> **EXERCISE DETAILS**:
Please retype the data in full and exactly; the pictures are not part of the copy.

▼

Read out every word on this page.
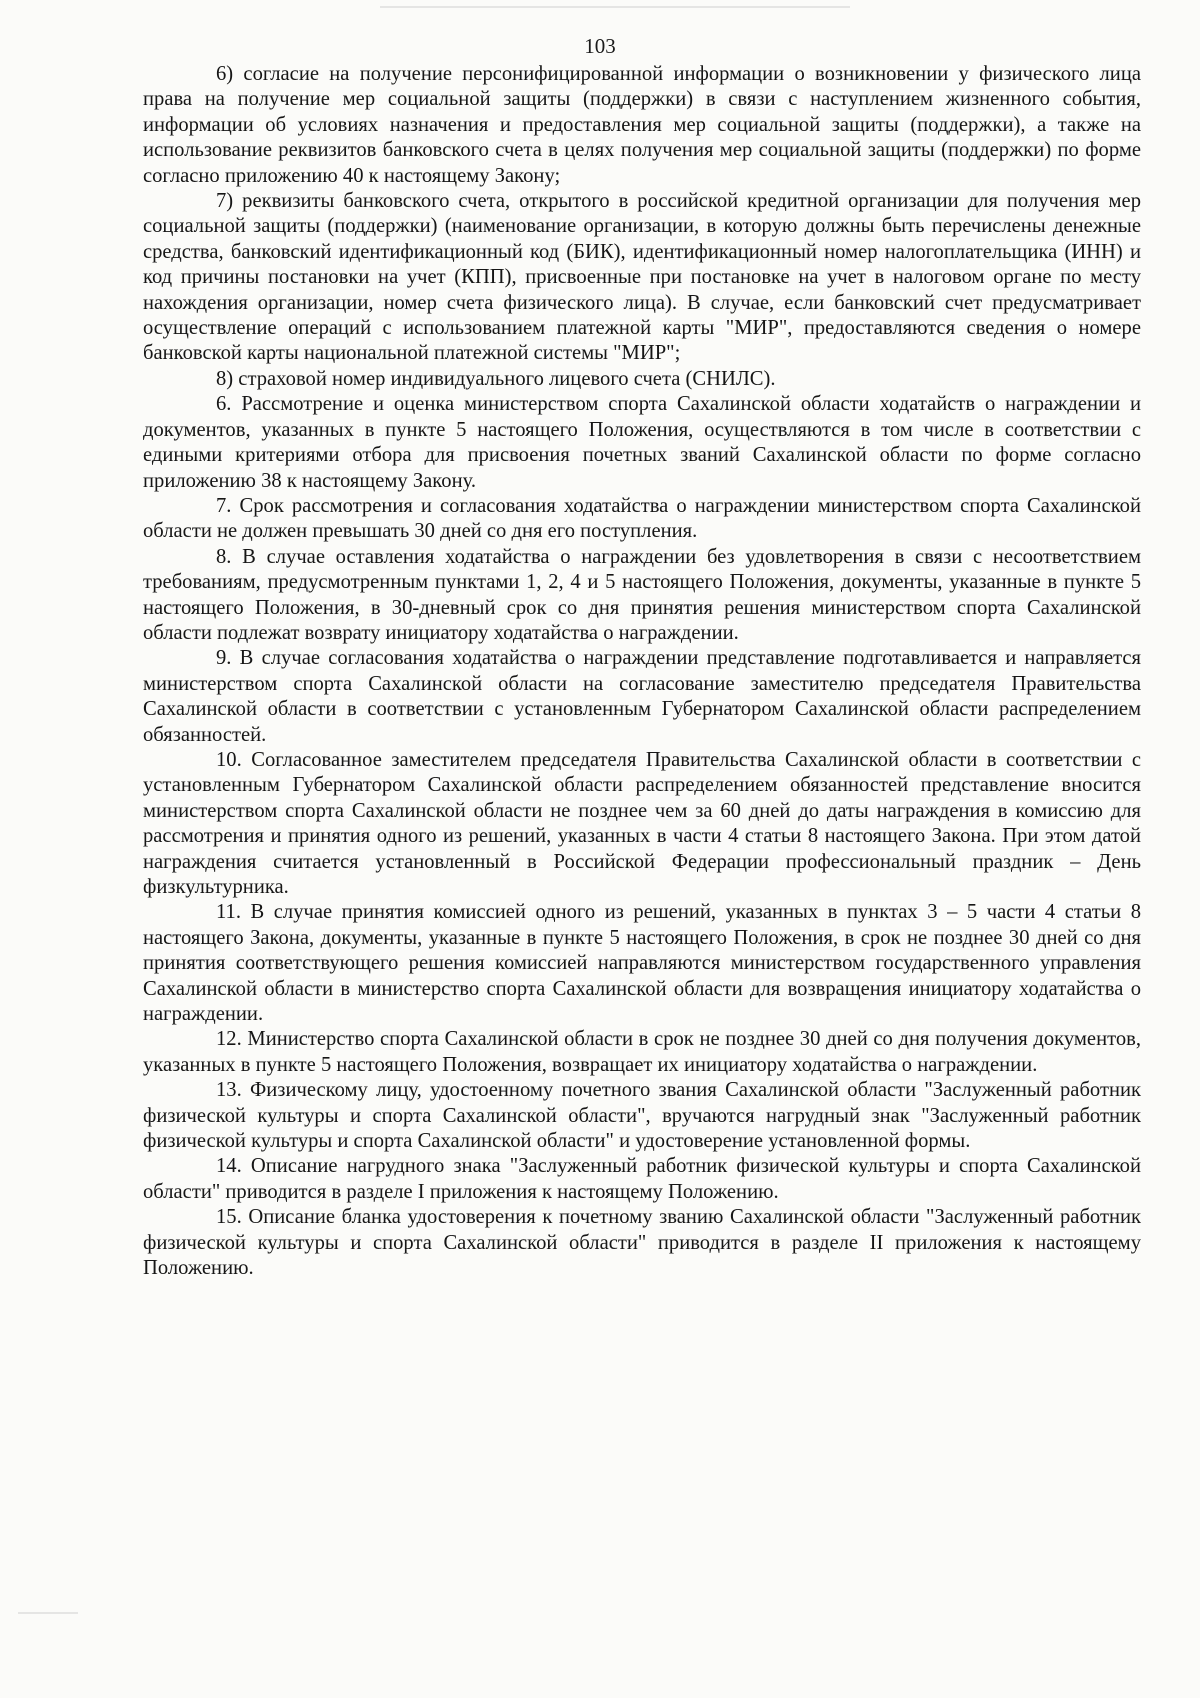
103

6) согласие на получение персонифицированной информации о возникновении у физического лица права на получение мер социальной защиты (поддержки) в связи с наступлением жизненного события, информации об условиях назначения и предоставления мер социальной защиты (поддержки), а также на использование реквизитов банковского счета в целях получения мер социальной защиты (поддержки) по форме согласно приложению 40 к настоящему Закону;

7) реквизиты банковского счета, открытого в российской кредитной организации для получения мер социальной защиты (поддержки) (наименование организации, в которую должны быть перечислены денежные средства, банковский идентификационный код (БИК), идентификационный номер налогоплательщика (ИНН) и код причины постановки на учет (КПП), присвоенные при постановке на учет в налоговом органе по месту нахождения организации, номер счета физического лица). В случае, если банковский счет предусматривает осуществление операций с использованием платежной карты "МИР", предоставляются сведения о номере банковской карты национальной платежной системы "МИР";

8) страховой номер индивидуального лицевого счета (СНИЛС).

6. Рассмотрение и оценка министерством спорта Сахалинской области ходатайств о награждении и документов, указанных в пункте 5 настоящего Положения, осуществляются в том числе в соответствии с едиными критериями отбора для присвоения почетных званий Сахалинской области по форме согласно приложению 38 к настоящему Закону.

7. Срок рассмотрения и согласования ходатайства о награждении министерством спорта Сахалинской области не должен превышать 30 дней со дня его поступления.

8. В случае оставления ходатайства о награждении без удовлетворения в связи с несоответствием требованиям, предусмотренным пунктами 1, 2, 4 и 5 настоящего Положения, документы, указанные в пункте 5 настоящего Положения, в 30-дневный срок со дня принятия решения министерством спорта Сахалинской области подлежат возврату инициатору ходатайства о награждении.

9. В случае согласования ходатайства о награждении представление подготавливается и направляется министерством спорта Сахалинской области на согласование заместителю председателя Правительства Сахалинской области в соответствии с установленным Губернатором Сахалинской области распределением обязанностей.

10. Согласованное заместителем председателя Правительства Сахалинской области в соответствии с установленным Губернатором Сахалинской области распределением обязанностей представление вносится министерством спорта Сахалинской области не позднее чем за 60 дней до даты награждения в комиссию для рассмотрения и принятия одного из решений, указанных в части 4 статьи 8 настоящего Закона. При этом датой награждения считается установленный в Российской Федерации профессиональный праздник – День физкультурника.

11. В случае принятия комиссией одного из решений, указанных в пунктах 3 – 5 части 4 статьи 8 настоящего Закона, документы, указанные в пункте 5 настоящего Положения, в срок не позднее 30 дней со дня принятия соответствующего решения комиссией направляются министерством государственного управления Сахалинской области в министерство спорта Сахалинской области для возвращения инициатору ходатайства о награждении.

12. Министерство спорта Сахалинской области в срок не позднее 30 дней со дня получения документов, указанных в пункте 5 настоящего Положения, возвращает их инициатору ходатайства о награждении.

13. Физическому лицу, удостоенному почетного звания Сахалинской области "Заслуженный работник физической культуры и спорта Сахалинской области", вручаются нагрудный знак "Заслуженный работник физической культуры и спорта Сахалинской области" и удостоверение установленной формы.

14. Описание нагрудного знака "Заслуженный работник физической культуры и спорта Сахалинской области" приводится в разделе I приложения к настоящему Положению.

15. Описание бланка удостоверения к почетному званию Сахалинской области "Заслуженный работник физической культуры и спорта Сахалинской области" приводится в разделе II приложения к настоящему Положению.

▲

> **ANSWER TO THIS EXERCISE**:
Read out every word on this page.
103

6) согласие на получение персонифицированной информации о возникновении у физического лица права на получение мер социальной защиты (поддержки) в связи с наступлением жизненного события, информации об условиях назначения и предоставления мер социальной защиты (поддержки), а также на использование реквизитов банковского счета в целях получения мер социальной защиты (поддержки) по форме согласно приложению 40 к настоящему Закону;

7) реквизиты банковского счета, открытого в российской кредитной организации для получения мер социальной защиты (поддержки) (наименование организации, в которую должны быть перечислены денежные средства, банковский идентификационный код (БИК), идентификационный номер налогоплательщика (ИНН) и код причины постановки на учет (КПП), присвоенные при постановке на учет в налоговом органе по месту нахождения организации, номер счета физического лица). В случае, если банковский счет предусматривает осуществление операций с использованием платежной карты "МИР", предоставляются сведения о номере банковской карты национальной платежной системы "МИР";

8) страховой номер индивидуального лицевого счета (СНИЛС).

6. Рассмотрение и оценка министерством спорта Сахалинской области ходатайств о награждении и документов, указанных в пункте 5 настоящего Положения, осуществляются в том числе в соответствии с едиными критериями отбора для присвоения почетных званий Сахалинской области по форме согласно приложению 38 к настоящему Закону.

7. Срок рассмотрения и согласования ходатайства о награждении министерством спорта Сахалинской области не должен превышать 30 дней со дня его поступления.

8. В случае оставления ходатайства о награждении без удовлетворения в связи с несоответствием требованиям, предусмотренным пунктами 1, 2, 4 и 5 настоящего Положения, документы, указанные в пункте 5 настоящего Положения, в 30-дневный срок со дня принятия решения министерством спорта Сахалинской области подлежат возврату инициатору ходатайства о награждении.

9. В случае согласования ходатайства о награждении представление подготавливается и направляется министерством спорта Сахалинской области на согласование заместителю председателя Правительства Сахалинской области в соответствии с установленным Губернатором Сахалинской области распределением обязанностей.

10. Согласованное заместителем председателя Правительства Сахалинской области в соответствии с установленным Губернатором Сахалинской области распределением обязанностей представление вносится министерством спорта Сахалинской области не позднее чем за 60 дней до даты награждения в комиссию для рассмотрения и принятия одного из решений, указанных в части 4 статьи 8 настоящего Закона. При этом датой награждения считается установленный в Российской Федерации профессиональный праздник – День физкультурника.

11. В случае принятия комиссией одного из решений, указанных в пунктах 3 – 5 части 4 статьи 8 настоящего Закона, документы, указанные в пункте 5 настоящего Положения, в срок не позднее 30 дней со дня принятия соответствующего решения комиссией направляются министерством государственного управления Сахалинской области в министерство спорта Сахалинской области для возвращения инициатору ходатайства о награждении.

12. Министерство спорта Сахалинской области в срок не позднее 30 дней со дня получения документов, указанных в пункте 5 настоящего Положения, возвращает их инициатору ходатайства о награждении.

13. Физическому лицу, удостоенному почетного звания Сахалинской области "Заслуженный работник физической культуры и спорта Сахалинской области", вручаются нагрудный знак "Заслуженный работник физической культуры и спорта Сахалинской области" и удостоверение установленной формы.

14. Описание нагрудного знака "Заслуженный работник физической культуры и спорта Сахалинской области" приводится в разделе I приложения к настоящему Положению.

15. Описание бланка удостоверения к почетному званию Сахалинской области "Заслуженный работник физической культуры и спорта Сахалинской области" приводится в разделе II приложения к настоящему Положению.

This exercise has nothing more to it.